──────── RECORDS FOR THIS TASK ────────

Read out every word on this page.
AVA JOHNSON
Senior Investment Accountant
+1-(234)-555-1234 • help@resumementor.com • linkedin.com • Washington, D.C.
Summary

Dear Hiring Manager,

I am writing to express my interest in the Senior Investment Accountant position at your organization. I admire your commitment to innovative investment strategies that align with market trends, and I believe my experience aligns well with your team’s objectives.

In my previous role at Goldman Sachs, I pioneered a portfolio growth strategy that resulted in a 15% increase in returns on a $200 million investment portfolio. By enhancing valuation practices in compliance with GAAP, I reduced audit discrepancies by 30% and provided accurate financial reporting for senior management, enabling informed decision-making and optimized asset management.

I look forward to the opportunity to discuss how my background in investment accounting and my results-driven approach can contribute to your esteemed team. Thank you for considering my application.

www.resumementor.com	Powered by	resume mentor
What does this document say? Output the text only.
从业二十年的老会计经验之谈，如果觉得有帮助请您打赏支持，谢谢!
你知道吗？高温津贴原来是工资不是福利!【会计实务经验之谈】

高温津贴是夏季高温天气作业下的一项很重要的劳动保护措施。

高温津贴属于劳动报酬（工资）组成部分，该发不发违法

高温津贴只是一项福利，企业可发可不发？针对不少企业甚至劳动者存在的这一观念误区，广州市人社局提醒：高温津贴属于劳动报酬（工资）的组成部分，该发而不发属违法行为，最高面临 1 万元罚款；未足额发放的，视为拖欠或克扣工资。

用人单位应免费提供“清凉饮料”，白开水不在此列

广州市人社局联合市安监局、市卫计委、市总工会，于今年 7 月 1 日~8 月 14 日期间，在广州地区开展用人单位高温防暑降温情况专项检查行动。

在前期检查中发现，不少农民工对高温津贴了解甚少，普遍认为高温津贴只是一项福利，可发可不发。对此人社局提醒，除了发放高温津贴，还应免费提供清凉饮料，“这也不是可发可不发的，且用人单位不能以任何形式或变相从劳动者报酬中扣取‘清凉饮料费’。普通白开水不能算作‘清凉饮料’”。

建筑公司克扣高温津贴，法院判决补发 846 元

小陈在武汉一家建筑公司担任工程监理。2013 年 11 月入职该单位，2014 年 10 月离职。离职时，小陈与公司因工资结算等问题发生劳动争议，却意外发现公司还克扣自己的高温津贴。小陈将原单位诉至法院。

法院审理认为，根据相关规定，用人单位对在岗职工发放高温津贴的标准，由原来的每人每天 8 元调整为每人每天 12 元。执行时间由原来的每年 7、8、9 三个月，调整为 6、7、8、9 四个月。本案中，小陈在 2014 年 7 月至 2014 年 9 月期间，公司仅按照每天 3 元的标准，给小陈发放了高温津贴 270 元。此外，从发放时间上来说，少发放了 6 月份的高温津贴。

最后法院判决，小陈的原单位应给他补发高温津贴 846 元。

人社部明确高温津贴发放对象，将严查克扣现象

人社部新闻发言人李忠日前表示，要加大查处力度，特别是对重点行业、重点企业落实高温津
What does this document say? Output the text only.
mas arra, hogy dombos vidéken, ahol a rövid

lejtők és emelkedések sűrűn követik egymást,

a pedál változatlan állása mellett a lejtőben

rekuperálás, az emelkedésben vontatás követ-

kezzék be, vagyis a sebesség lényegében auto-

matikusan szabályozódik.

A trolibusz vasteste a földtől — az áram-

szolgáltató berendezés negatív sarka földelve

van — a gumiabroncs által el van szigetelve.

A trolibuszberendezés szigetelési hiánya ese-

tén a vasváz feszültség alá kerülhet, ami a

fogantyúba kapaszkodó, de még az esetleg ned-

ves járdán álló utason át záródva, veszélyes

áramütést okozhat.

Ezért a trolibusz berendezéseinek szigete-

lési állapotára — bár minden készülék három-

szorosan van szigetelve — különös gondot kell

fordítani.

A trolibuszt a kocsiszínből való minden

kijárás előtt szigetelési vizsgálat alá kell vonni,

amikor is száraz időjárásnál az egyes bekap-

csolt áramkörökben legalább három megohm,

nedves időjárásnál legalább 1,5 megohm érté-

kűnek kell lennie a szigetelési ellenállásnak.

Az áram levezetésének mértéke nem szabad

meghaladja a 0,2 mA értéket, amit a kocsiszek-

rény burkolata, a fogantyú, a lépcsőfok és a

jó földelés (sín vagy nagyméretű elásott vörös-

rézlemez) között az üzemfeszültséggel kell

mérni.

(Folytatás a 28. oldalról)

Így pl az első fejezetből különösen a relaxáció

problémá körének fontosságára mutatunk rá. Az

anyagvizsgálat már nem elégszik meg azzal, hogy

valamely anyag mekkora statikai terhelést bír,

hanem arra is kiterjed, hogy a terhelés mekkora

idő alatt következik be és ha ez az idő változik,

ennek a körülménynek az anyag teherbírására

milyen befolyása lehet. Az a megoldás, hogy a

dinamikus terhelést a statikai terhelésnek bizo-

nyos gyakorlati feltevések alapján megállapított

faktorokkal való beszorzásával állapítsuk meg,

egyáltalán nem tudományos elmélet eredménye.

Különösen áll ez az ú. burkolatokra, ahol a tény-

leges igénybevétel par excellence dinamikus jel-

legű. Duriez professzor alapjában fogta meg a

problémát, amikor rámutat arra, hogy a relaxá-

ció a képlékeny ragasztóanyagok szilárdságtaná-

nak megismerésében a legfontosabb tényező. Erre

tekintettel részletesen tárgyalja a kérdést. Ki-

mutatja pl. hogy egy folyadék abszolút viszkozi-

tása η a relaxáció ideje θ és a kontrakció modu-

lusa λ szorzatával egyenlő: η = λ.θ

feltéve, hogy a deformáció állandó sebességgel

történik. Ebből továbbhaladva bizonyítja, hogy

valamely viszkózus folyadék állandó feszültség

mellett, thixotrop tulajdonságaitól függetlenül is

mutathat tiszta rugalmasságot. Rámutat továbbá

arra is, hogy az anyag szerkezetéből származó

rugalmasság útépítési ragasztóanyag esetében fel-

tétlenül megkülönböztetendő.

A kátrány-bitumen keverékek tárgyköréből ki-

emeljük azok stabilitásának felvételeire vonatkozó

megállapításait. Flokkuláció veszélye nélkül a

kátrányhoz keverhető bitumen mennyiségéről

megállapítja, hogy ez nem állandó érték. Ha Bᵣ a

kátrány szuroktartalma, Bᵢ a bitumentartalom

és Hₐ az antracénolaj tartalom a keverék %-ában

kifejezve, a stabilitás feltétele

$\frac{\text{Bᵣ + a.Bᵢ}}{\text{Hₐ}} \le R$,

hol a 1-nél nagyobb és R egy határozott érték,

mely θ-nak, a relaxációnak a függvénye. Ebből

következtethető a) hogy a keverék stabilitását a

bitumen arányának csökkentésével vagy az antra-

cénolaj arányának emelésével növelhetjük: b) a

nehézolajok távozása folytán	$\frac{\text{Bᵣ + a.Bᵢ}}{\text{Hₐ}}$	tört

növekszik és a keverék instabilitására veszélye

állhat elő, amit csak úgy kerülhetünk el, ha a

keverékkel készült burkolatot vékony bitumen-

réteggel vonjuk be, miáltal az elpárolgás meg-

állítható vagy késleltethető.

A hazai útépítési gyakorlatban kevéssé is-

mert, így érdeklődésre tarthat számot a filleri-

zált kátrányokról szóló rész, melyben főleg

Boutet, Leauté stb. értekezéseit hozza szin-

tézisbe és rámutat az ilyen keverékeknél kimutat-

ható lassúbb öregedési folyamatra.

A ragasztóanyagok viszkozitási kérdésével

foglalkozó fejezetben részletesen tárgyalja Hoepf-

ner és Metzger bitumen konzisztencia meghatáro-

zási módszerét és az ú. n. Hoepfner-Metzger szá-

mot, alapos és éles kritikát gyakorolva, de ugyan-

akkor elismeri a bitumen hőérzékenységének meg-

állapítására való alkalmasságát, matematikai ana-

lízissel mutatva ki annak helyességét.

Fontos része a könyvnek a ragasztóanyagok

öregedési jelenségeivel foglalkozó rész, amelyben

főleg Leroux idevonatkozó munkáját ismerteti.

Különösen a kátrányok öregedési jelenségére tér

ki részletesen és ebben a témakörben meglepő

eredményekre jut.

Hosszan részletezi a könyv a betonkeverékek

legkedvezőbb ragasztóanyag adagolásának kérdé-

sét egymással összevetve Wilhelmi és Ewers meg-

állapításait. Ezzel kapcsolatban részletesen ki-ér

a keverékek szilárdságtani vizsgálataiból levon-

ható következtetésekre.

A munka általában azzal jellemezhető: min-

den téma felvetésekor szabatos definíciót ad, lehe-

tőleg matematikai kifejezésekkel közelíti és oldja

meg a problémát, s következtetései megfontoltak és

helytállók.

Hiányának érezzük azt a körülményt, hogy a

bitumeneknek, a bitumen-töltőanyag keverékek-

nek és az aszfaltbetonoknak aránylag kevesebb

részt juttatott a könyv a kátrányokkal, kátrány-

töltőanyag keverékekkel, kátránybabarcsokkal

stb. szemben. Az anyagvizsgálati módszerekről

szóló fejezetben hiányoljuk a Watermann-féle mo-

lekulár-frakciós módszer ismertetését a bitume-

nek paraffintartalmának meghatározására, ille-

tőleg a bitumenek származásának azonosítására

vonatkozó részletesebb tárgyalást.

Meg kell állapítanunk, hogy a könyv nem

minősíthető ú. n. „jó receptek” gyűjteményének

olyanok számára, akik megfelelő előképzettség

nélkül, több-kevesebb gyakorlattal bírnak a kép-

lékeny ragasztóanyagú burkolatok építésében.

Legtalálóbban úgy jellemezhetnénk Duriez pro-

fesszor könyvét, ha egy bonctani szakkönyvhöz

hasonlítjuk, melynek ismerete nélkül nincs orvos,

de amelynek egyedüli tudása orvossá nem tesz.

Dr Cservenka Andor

────────

EXERCISE OBJECTIVE :: Gather up every line from the listing above in which the word "mekkora" occurs.

FINAL ANSWER ::
valamely anyag mekkora statikai terhelést bír,
hanem arra is kiterjed, hogy a terhelés mekkora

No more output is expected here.